Work to be completed — Return the listing below word for word.
## START
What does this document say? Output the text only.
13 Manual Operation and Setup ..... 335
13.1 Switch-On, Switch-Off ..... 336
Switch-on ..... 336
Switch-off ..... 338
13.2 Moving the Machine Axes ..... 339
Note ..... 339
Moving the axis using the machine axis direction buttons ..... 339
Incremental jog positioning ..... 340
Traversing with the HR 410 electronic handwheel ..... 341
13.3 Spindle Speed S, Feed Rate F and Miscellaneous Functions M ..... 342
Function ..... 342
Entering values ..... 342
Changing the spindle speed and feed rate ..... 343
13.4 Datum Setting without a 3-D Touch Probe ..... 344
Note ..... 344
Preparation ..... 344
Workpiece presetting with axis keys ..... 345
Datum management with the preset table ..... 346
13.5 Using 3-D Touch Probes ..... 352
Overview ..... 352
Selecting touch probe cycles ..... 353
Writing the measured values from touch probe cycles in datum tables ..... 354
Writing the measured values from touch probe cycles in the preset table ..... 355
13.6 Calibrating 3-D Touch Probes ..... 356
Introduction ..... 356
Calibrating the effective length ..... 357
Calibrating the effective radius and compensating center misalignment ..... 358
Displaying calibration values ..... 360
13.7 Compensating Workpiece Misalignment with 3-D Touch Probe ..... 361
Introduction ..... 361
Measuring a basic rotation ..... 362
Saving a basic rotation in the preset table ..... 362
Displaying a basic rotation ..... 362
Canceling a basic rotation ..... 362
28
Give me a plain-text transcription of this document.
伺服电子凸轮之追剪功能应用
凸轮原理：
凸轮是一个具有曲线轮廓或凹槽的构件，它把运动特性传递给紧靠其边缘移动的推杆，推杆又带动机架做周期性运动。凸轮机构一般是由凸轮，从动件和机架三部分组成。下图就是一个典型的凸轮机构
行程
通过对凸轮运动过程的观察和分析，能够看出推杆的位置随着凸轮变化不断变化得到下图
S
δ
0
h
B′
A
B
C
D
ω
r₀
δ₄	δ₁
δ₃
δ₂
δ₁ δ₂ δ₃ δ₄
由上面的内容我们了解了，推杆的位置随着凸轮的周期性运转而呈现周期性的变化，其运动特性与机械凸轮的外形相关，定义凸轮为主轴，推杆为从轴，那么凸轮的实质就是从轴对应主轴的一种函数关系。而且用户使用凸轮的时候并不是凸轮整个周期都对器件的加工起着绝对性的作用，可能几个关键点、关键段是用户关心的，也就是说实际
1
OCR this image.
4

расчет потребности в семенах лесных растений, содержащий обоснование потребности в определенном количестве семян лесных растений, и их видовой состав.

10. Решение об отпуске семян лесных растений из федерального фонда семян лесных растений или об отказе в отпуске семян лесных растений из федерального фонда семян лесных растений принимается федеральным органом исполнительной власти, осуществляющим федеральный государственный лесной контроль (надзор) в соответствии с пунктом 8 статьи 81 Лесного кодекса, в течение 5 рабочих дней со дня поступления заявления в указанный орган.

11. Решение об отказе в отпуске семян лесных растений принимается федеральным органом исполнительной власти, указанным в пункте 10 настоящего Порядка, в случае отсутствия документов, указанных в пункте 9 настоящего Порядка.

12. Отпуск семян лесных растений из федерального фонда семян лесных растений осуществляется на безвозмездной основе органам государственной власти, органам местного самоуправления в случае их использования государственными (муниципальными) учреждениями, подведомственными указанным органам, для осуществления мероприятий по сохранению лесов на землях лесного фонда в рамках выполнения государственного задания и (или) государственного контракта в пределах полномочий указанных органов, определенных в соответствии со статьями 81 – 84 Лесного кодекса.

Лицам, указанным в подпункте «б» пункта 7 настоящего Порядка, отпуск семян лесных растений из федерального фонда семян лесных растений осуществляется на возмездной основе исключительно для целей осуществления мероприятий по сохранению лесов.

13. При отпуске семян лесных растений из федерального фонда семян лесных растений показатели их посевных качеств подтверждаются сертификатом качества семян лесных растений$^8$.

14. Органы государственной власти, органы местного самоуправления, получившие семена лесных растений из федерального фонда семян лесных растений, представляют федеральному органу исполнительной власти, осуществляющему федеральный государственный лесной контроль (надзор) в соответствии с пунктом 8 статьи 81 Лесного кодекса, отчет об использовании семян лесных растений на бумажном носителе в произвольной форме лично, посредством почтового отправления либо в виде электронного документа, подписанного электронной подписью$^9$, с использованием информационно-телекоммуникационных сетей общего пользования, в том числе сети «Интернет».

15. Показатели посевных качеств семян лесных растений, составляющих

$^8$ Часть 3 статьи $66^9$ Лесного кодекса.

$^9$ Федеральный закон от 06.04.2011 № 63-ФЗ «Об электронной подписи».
## END
Correct result —
What does this document say? Output the text only.
13 Manual Operation and Setup ..... 335
13.1 Switch-On, Switch-Off ..... 336
Switch-on ..... 336
Switch-off ..... 338
13.2 Moving the Machine Axes ..... 339
Note ..... 339
Moving the axis using the machine axis direction buttons ..... 339
Incremental jog positioning ..... 340
Traversing with the HR 410 electronic handwheel ..... 341
13.3 Spindle Speed S, Feed Rate F and Miscellaneous Functions M ..... 342
Function ..... 342
Entering values ..... 342
Changing the spindle speed and feed rate ..... 343
13.4 Datum Setting without a 3-D Touch Probe ..... 344
Note ..... 344
Preparation ..... 344
Workpiece presetting with axis keys ..... 345
Datum management with the preset table ..... 346
13.5 Using 3-D Touch Probes ..... 352
Overview ..... 352
Selecting touch probe cycles ..... 353
Writing the measured values from touch probe cycles in datum tables ..... 354
Writing the measured values from touch probe cycles in the preset table ..... 355
13.6 Calibrating 3-D Touch Probes ..... 356
Introduction ..... 356
Calibrating the effective length ..... 357
Calibrating the effective radius and compensating center misalignment ..... 358
Displaying calibration values ..... 360
13.7 Compensating Workpiece Misalignment with 3-D Touch Probe ..... 361
Introduction ..... 361
Measuring a basic rotation ..... 362
Saving a basic rotation in the preset table ..... 362
Displaying a basic rotation ..... 362
Canceling a basic rotation ..... 362
28
Give me a plain-text transcription of this document.
伺服电子凸轮之追剪功能应用
凸轮原理：
凸轮是一个具有曲线轮廓或凹槽的构件，它把运动特性传递给紧靠其边缘移动的推杆，推杆又带动机架做周期性运动。凸轮机构一般是由凸轮，从动件和机架三部分组成。下图就是一个典型的凸轮机构
行程
通过对凸轮运动过程的观察和分析，能够看出推杆的位置随着凸轮变化不断变化得到下图
S
δ
0
h
B′
A
B
C
D
ω
r₀
δ₄	δ₁
δ₃
δ₂
δ₁ δ₂ δ₃ δ₄
由上面的内容我们了解了，推杆的位置随着凸轮的周期性运转而呈现周期性的变化，其运动特性与机械凸轮的外形相关，定义凸轮为主轴，推杆为从轴，那么凸轮的实质就是从轴对应主轴的一种函数关系。而且用户使用凸轮的时候并不是凸轮整个周期都对器件的加工起着绝对性的作用，可能几个关键点、关键段是用户关心的，也就是说实际
1
OCR this image.
4

расчет потребности в семенах лесных растений, содержащий обоснование потребности в определенном количестве семян лесных растений, и их видовой состав.

10. Решение об отпуске семян лесных растений из федерального фонда семян лесных растений или об отказе в отпуске семян лесных растений из федерального фонда семян лесных растений принимается федеральным органом исполнительной власти, осуществляющим федеральный государственный лесной контроль (надзор) в соответствии с пунктом 8 статьи 81 Лесного кодекса, в течение 5 рабочих дней со дня поступления заявления в указанный орган.

11. Решение об отказе в отпуске семян лесных растений принимается федеральным органом исполнительной власти, указанным в пункте 10 настоящего Порядка, в случае отсутствия документов, указанных в пункте 9 настоящего Порядка.

12. Отпуск семян лесных растений из федерального фонда семян лесных растений осуществляется на безвозмездной основе органам государственной власти, органам местного самоуправления в случае их использования государственными (муниципальными) учреждениями, подведомственными указанным органам, для осуществления мероприятий по сохранению лесов на землях лесного фонда в рамках выполнения государственного задания и (или) государственного контракта в пределах полномочий указанных органов, определенных в соответствии со статьями 81 – 84 Лесного кодекса.

Лицам, указанным в подпункте «б» пункта 7 настоящего Порядка, отпуск семян лесных растений из федерального фонда семян лесных растений осуществляется на возмездной основе исключительно для целей осуществления мероприятий по сохранению лесов.

13. При отпуске семян лесных растений из федерального фонда семян лесных растений показатели их посевных качеств подтверждаются сертификатом качества семян лесных растений$^8$.

14. Органы государственной власти, органы местного самоуправления, получившие семена лесных растений из федерального фонда семян лесных растений, представляют федеральному органу исполнительной власти, осуществляющему федеральный государственный лесной контроль (надзор) в соответствии с пунктом 8 статьи 81 Лесного кодекса, отчет об использовании семян лесных растений на бумажном носителе в произвольной форме лично, посредством почтового отправления либо в виде электронного документа, подписанного электронной подписью$^9$, с использованием информационно-телекоммуникационных сетей общего пользования, в том числе сети «Интернет».

15. Показатели посевных качеств семян лесных растений, составляющих

$^8$ Часть 3 статьи $66^9$ Лесного кодекса.

$^9$ Федеральный закон от 06.04.2011 № 63-ФЗ «Об электронной подписи».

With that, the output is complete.